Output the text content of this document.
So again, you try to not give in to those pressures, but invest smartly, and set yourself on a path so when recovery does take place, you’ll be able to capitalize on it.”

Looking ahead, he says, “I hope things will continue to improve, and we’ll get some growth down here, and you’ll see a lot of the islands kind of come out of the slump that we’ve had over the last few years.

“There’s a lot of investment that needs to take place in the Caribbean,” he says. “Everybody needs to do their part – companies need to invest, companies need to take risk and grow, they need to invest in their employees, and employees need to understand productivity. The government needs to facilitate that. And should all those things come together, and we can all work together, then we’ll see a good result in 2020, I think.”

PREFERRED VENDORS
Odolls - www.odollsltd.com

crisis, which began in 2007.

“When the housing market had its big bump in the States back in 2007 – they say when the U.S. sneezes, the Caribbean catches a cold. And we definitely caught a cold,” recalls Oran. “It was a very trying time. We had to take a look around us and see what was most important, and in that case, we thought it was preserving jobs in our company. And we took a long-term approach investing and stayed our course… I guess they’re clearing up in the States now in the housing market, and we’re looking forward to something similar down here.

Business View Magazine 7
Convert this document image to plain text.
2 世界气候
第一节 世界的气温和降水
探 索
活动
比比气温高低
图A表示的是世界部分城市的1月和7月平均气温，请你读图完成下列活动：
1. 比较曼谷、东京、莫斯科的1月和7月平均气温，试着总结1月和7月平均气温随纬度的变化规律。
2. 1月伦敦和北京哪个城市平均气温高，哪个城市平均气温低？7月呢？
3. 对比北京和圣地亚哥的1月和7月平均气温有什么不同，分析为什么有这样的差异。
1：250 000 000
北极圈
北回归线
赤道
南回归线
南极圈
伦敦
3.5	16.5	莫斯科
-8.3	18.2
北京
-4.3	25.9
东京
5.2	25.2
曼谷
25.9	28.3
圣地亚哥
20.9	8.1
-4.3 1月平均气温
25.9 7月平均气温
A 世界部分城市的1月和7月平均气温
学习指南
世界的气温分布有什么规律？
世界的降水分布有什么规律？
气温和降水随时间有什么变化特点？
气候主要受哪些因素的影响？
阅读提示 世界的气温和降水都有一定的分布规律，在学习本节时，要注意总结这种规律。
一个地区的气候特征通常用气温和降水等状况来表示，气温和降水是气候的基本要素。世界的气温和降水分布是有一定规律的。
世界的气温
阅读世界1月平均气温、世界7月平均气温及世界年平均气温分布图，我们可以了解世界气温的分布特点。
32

+ + +

[WRITTEN REQUEST] Copy all data exactly, start to finish.

[FULL RESPONSE]
Output the text content of this document.
So again, you try to not give in to those pressures, but invest smartly, and set yourself on a path so when recovery does take place, you’ll be able to capitalize on it.”

Looking ahead, he says, “I hope things will continue to improve, and we’ll get some growth down here, and you’ll see a lot of the islands kind of come out of the slump that we’ve had over the last few years.

“There’s a lot of investment that needs to take place in the Caribbean,” he says. “Everybody needs to do their part – companies need to invest, companies need to take risk and grow, they need to invest in their employees, and employees need to understand productivity. The government needs to facilitate that. And should all those things come together, and we can all work together, then we’ll see a good result in 2020, I think.”

PREFERRED VENDORS
Odolls - www.odollsltd.com

crisis, which began in 2007.

“When the housing market had its big bump in the States back in 2007 – they say when the U.S. sneezes, the Caribbean catches a cold. And we definitely caught a cold,” recalls Oran. “It was a very trying time. We had to take a look around us and see what was most important, and in that case, we thought it was preserving jobs in our company. And we took a long-term approach investing and stayed our course… I guess they’re clearing up in the States now in the housing market, and we’re looking forward to something similar down here.

Business View Magazine 7
Convert this document image to plain text.
2 世界气候
第一节 世界的气温和降水
探 索
活动
比比气温高低
图A表示的是世界部分城市的1月和7月平均气温，请你读图完成下列活动：
1. 比较曼谷、东京、莫斯科的1月和7月平均气温，试着总结1月和7月平均气温随纬度的变化规律。
2. 1月伦敦和北京哪个城市平均气温高，哪个城市平均气温低？7月呢？
3. 对比北京和圣地亚哥的1月和7月平均气温有什么不同，分析为什么有这样的差异。
1：250 000 000
北极圈
北回归线
赤道
南回归线
南极圈
伦敦
3.5	16.5	莫斯科
-8.3	18.2
北京
-4.3	25.9
东京
5.2	25.2
曼谷
25.9	28.3
圣地亚哥
20.9	8.1
-4.3 1月平均气温
25.9 7月平均气温
A 世界部分城市的1月和7月平均气温
学习指南
世界的气温分布有什么规律？
世界的降水分布有什么规律？
气温和降水随时间有什么变化特点？
气候主要受哪些因素的影响？
阅读提示 世界的气温和降水都有一定的分布规律，在学习本节时，要注意总结这种规律。
一个地区的气候特征通常用气温和降水等状况来表示，气温和降水是气候的基本要素。世界的气温和降水分布是有一定规律的。
世界的气温
阅读世界1月平均气温、世界7月平均气温及世界年平均气温分布图，我们可以了解世界气温的分布特点。
32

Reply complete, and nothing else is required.